■ EXERCISE DATA ■
*****

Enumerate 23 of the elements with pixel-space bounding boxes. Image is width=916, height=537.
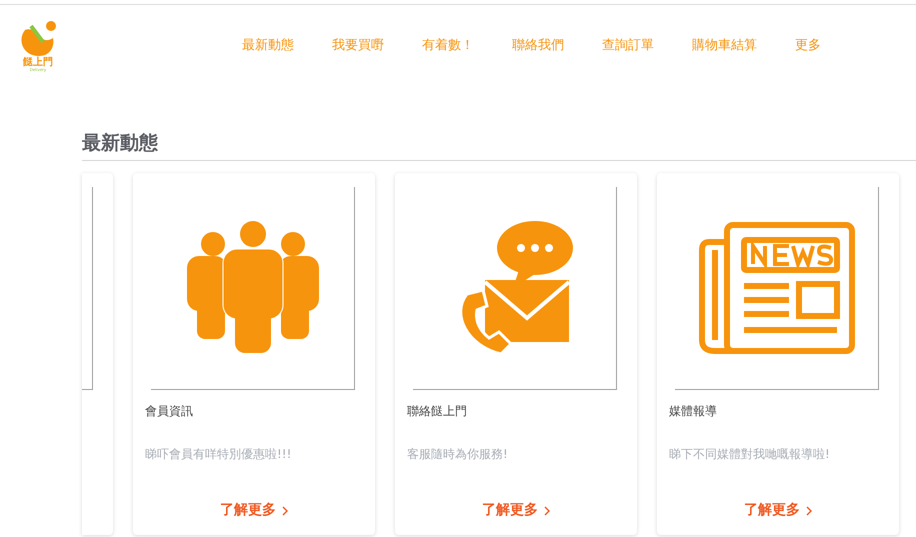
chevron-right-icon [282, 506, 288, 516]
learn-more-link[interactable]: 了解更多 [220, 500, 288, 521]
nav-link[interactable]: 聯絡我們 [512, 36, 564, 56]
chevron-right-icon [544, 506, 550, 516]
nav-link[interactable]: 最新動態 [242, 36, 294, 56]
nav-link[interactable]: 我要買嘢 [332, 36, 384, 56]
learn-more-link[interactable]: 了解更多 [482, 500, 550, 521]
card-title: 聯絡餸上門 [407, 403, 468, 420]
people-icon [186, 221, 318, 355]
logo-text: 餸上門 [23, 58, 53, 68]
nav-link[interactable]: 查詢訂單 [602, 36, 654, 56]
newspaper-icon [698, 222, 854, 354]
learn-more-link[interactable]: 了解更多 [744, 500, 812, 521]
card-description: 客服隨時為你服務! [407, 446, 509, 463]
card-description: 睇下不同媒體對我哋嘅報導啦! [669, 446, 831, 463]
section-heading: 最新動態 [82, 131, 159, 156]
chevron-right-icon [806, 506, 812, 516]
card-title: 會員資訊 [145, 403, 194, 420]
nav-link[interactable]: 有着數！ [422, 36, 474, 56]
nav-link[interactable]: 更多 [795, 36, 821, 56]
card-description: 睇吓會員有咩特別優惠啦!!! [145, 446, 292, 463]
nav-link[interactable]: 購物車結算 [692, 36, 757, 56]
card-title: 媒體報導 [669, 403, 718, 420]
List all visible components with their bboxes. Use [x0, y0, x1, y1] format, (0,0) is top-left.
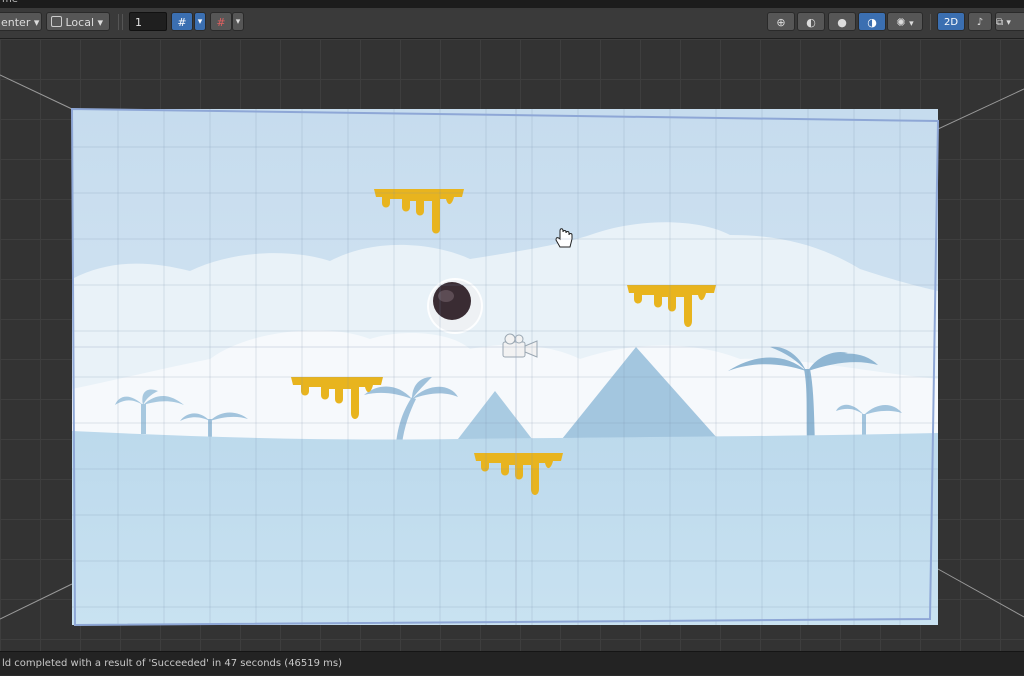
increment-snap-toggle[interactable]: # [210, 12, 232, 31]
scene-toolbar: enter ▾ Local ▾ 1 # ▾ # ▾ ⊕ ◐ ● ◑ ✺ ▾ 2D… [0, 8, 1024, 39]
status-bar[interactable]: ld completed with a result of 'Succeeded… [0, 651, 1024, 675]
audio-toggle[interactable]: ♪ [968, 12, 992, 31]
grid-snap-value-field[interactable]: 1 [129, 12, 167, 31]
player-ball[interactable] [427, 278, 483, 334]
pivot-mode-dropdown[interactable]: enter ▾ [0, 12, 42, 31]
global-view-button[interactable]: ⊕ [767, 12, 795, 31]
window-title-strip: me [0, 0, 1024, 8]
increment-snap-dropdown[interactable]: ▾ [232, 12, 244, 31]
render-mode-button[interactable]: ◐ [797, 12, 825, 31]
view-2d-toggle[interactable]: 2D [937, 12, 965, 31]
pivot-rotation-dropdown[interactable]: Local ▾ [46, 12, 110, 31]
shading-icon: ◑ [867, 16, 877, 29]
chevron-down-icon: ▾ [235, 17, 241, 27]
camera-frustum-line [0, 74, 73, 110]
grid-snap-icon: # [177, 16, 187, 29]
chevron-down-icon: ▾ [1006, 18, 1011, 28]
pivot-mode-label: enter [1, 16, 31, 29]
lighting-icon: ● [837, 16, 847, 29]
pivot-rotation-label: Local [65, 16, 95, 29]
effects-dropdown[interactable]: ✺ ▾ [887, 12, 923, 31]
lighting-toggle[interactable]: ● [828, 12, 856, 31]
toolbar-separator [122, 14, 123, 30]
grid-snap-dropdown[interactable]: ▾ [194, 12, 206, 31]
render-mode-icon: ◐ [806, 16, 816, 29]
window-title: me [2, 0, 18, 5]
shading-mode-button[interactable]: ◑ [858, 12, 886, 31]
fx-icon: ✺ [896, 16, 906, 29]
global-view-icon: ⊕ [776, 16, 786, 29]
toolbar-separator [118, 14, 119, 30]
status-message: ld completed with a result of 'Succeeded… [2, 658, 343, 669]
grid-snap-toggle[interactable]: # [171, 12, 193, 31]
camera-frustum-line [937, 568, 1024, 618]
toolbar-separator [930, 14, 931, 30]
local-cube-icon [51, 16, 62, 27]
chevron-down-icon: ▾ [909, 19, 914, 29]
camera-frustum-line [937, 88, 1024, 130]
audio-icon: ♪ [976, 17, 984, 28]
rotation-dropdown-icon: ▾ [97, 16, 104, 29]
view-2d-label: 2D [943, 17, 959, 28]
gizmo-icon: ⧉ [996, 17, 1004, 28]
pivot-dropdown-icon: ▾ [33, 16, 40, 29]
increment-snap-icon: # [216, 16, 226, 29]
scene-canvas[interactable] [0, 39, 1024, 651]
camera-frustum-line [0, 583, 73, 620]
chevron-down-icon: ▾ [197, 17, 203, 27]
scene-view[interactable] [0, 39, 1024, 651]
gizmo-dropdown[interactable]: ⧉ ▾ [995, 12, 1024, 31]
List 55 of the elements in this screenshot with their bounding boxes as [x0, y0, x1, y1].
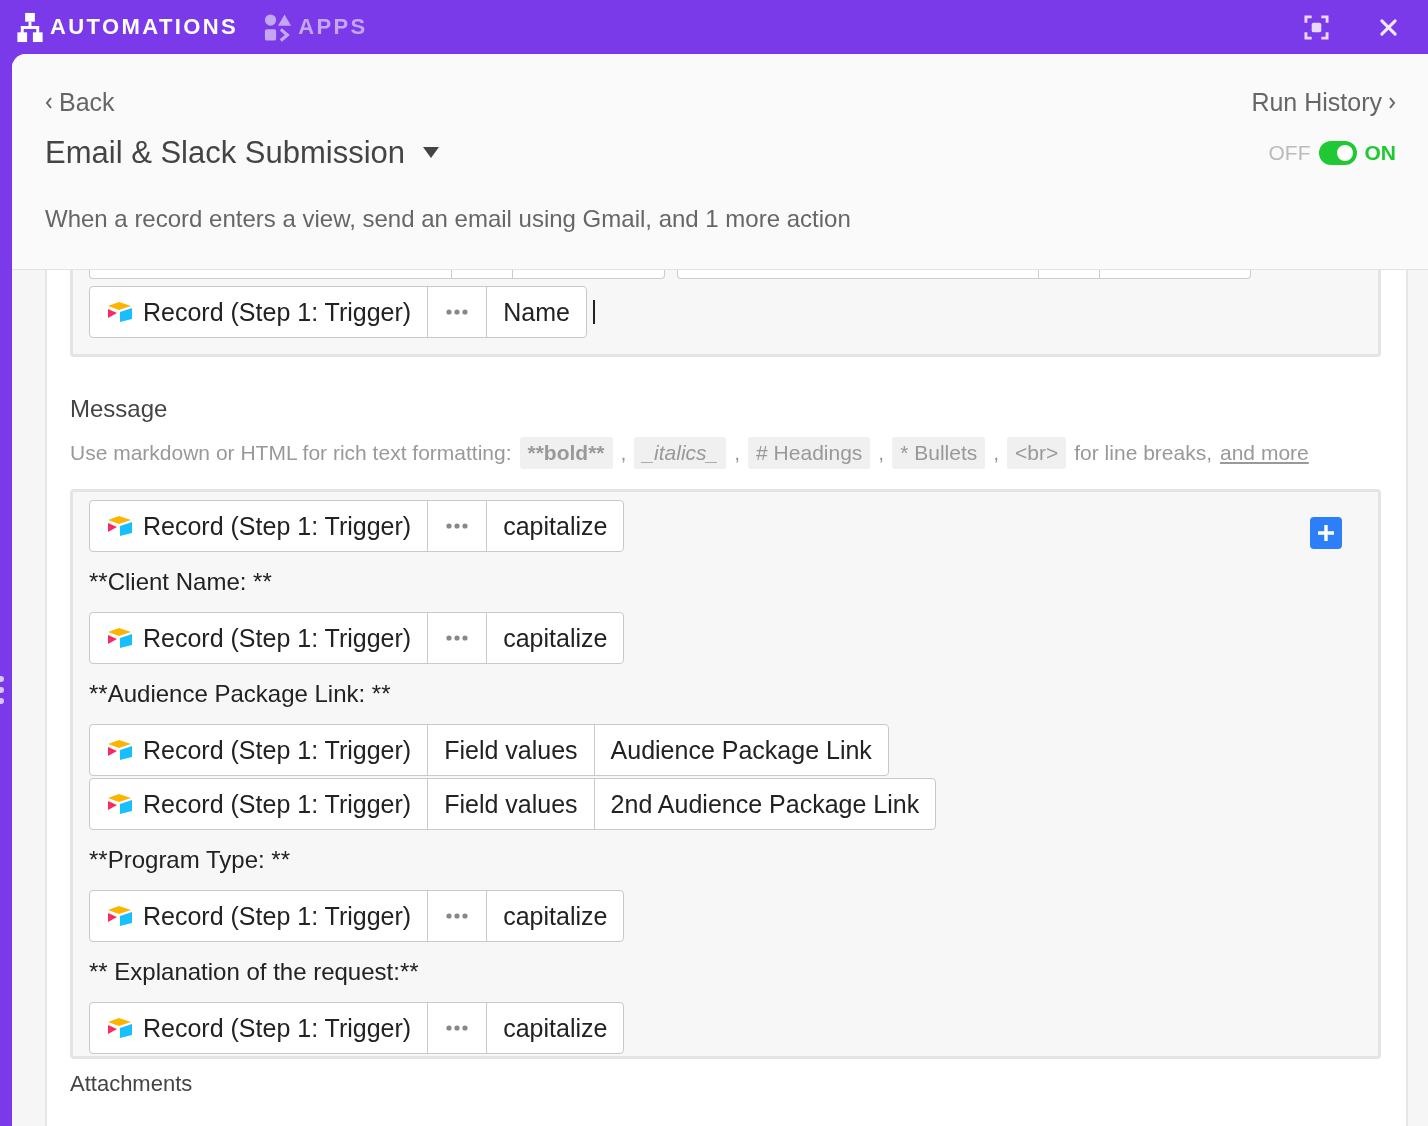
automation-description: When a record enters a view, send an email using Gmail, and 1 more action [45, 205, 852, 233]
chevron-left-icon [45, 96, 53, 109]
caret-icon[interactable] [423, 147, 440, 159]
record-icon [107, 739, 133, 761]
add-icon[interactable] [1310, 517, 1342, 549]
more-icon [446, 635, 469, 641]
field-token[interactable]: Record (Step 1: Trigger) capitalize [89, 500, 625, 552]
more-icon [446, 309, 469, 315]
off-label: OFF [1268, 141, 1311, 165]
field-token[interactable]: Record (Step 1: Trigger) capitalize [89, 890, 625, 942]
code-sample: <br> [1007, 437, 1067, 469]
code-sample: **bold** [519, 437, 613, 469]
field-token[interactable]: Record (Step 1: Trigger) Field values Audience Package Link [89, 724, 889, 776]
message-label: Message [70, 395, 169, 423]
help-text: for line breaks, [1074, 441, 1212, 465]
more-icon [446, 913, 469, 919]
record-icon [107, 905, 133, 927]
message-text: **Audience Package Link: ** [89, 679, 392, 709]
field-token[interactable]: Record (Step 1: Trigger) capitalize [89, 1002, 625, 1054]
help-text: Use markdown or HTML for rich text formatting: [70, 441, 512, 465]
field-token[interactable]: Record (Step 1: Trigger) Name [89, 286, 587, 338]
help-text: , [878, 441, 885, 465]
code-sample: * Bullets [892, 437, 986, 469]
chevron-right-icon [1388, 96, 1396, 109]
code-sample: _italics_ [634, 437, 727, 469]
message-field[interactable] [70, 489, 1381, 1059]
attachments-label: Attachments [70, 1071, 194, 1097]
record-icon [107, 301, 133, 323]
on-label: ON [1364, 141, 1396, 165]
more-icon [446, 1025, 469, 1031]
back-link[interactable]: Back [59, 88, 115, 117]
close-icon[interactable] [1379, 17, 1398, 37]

*****

■ GIVEN EXERCISE ■
Rewrite all of the records above with every occurrence of "chevron-right-icon" replaced by "arrow-right-icon" and everything else left unchanged. Leave the pictures out of your answer.

■ ANSWER ■
Enumerate 23 of the elements with pixel-space bounding boxes. Image is width=916, height=537.
arrow-right-icon [282, 506, 288, 516]
learn-more-link[interactable]: 了解更多 [220, 500, 288, 521]
nav-link[interactable]: 聯絡我們 [512, 36, 564, 56]
arrow-right-icon [544, 506, 550, 516]
nav-link[interactable]: 最新動態 [242, 36, 294, 56]
nav-link[interactable]: 我要買嘢 [332, 36, 384, 56]
learn-more-link[interactable]: 了解更多 [482, 500, 550, 521]
card-title: 聯絡餸上門 [407, 403, 468, 420]
people-icon [186, 221, 318, 355]
logo-text: 餸上門 [23, 58, 53, 68]
nav-link[interactable]: 查詢訂單 [602, 36, 654, 56]
newspaper-icon [698, 222, 854, 354]
learn-more-link[interactable]: 了解更多 [744, 500, 812, 521]
card-description: 客服隨時為你服務! [407, 446, 509, 463]
card-description: 睇下不同媒體對我哋嘅報導啦! [669, 446, 831, 463]
section-heading: 最新動態 [82, 131, 159, 156]
arrow-right-icon [806, 506, 812, 516]
card-title: 會員資訊 [145, 403, 194, 420]
nav-link[interactable]: 有着數！ [422, 36, 474, 56]
nav-link[interactable]: 更多 [795, 36, 821, 56]
card-description: 睇吓會員有咩特別優惠啦!!! [145, 446, 292, 463]
nav-link[interactable]: 購物車結算 [692, 36, 757, 56]
card-title: 媒體報導 [669, 403, 718, 420]
List all visible components with their bboxes. Use [x0, y0, x1, y1] format, (0,0) is top-left.
increment-snap-toggle[interactable]: # [210, 12, 232, 31]
scene-toolbar: enter ▾ Local ▾ 1 # ▾ # ▾ ⊕ ◐ ● ◑ ✺ ▾ 2D… [0, 8, 1024, 39]
status-bar[interactable]: ld completed with a result of 'Succeeded… [0, 651, 1024, 675]
audio-toggle[interactable]: ♪ [968, 12, 992, 31]
grid-snap-value-field[interactable]: 1 [129, 12, 167, 31]
player-ball[interactable] [427, 278, 483, 334]
pivot-mode-dropdown[interactable]: enter ▾ [0, 12, 42, 31]
global-view-button[interactable]: ⊕ [767, 12, 795, 31]
window-title-strip: me [0, 0, 1024, 8]
increment-snap-dropdown[interactable]: ▾ [232, 12, 244, 31]
render-mode-button[interactable]: ◐ [797, 12, 825, 31]
view-2d-toggle[interactable]: 2D [937, 12, 965, 31]
pivot-rotation-dropdown[interactable]: Local ▾ [46, 12, 110, 31]
shading-icon: ◑ [867, 16, 877, 29]
chevron-down-icon: ▾ [235, 17, 241, 27]
camera-frustum-line [0, 74, 73, 110]
grid-snap-icon: # [177, 16, 187, 29]
chevron-down-icon: ▾ [1006, 18, 1011, 28]
pivot-mode-label: enter [1, 16, 31, 29]
lighting-icon: ● [837, 16, 847, 29]
pivot-rotation-label: Local [65, 16, 95, 29]
effects-dropdown[interactable]: ✺ ▾ [887, 12, 923, 31]
lighting-toggle[interactable]: ● [828, 12, 856, 31]
toolbar-separator [122, 14, 123, 30]
grid-snap-dropdown[interactable]: ▾ [194, 12, 206, 31]
render-mode-icon: ◐ [806, 16, 816, 29]
window-title: me [2, 0, 18, 5]
shading-mode-button[interactable]: ◑ [858, 12, 886, 31]
fx-icon: ✺ [896, 16, 906, 29]
global-view-icon: ⊕ [776, 16, 786, 29]
toolbar-separator [118, 14, 119, 30]
status-message: ld completed with a result of 'Succeeded… [2, 658, 343, 669]
grid-snap-toggle[interactable]: # [171, 12, 193, 31]
camera-frustum-line [937, 568, 1024, 618]
toolbar-separator [930, 14, 931, 30]
local-cube-icon [51, 16, 62, 27]
chevron-down-icon: ▾ [909, 19, 914, 29]
camera-frustum-line [937, 88, 1024, 130]
audio-icon: ♪ [976, 17, 984, 28]
rotation-dropdown-icon: ▾ [97, 16, 104, 29]
view-2d-label: 2D [943, 17, 959, 28]
gizmo-icon: ⧉ [996, 17, 1004, 28]
pivot-dropdown-icon: ▾ [33, 16, 40, 29]
increment-snap-icon: # [216, 16, 226, 29]
scene-canvas[interactable] [0, 39, 1024, 651]
camera-frustum-line [0, 583, 73, 620]
chevron-down-icon: ▾ [197, 17, 203, 27]
scene-view[interactable] [0, 39, 1024, 651]
gizmo-dropdown[interactable]: ⧉ ▾ [995, 12, 1024, 31]
List 55 of the elements in this screenshot with their bounding boxes as [x0, y0, x1, y1].
automation-description: When a record enters a view, send an email using Gmail, and 1 more action [45, 205, 852, 233]
chevron-left-icon [45, 96, 53, 109]
caret-icon[interactable] [423, 147, 440, 159]
record-icon [107, 739, 133, 761]
add-icon[interactable] [1310, 517, 1342, 549]
more-icon [446, 635, 469, 641]
field-token[interactable]: Record (Step 1: Trigger) capitalize [89, 500, 625, 552]
more-icon [446, 309, 469, 315]
off-label: OFF [1268, 141, 1311, 165]
field-token[interactable]: Record (Step 1: Trigger) capitalize [89, 890, 625, 942]
code-sample: <br> [1007, 437, 1067, 469]
code-sample: **bold** [519, 437, 613, 469]
field-token[interactable]: Record (Step 1: Trigger) Field values Audience Package Link [89, 724, 889, 776]
message-label: Message [70, 395, 169, 423]
help-text: for line breaks, [1074, 441, 1212, 465]
more-icon [446, 913, 469, 919]
record-icon [107, 905, 133, 927]
message-text: **Audience Package Link: ** [89, 679, 392, 709]
field-token[interactable]: Record (Step 1: Trigger) capitalize [89, 1002, 625, 1054]
help-text: Use markdown or HTML for rich text formatting: [70, 441, 512, 465]
field-token[interactable]: Record (Step 1: Trigger) Name [89, 286, 587, 338]
help-text: , [878, 441, 885, 465]
code-sample: * Bullets [892, 437, 986, 469]
arrow-right-icon [1388, 96, 1396, 109]
code-sample: _italics_ [634, 437, 727, 469]
message-field[interactable] [70, 489, 1381, 1059]
attachments-label: Attachments [70, 1071, 194, 1097]
record-icon [107, 301, 133, 323]
on-label: ON [1364, 141, 1396, 165]
more-icon [446, 1025, 469, 1031]
back-link[interactable]: Back [59, 88, 115, 117]
close-icon[interactable] [1379, 17, 1398, 37]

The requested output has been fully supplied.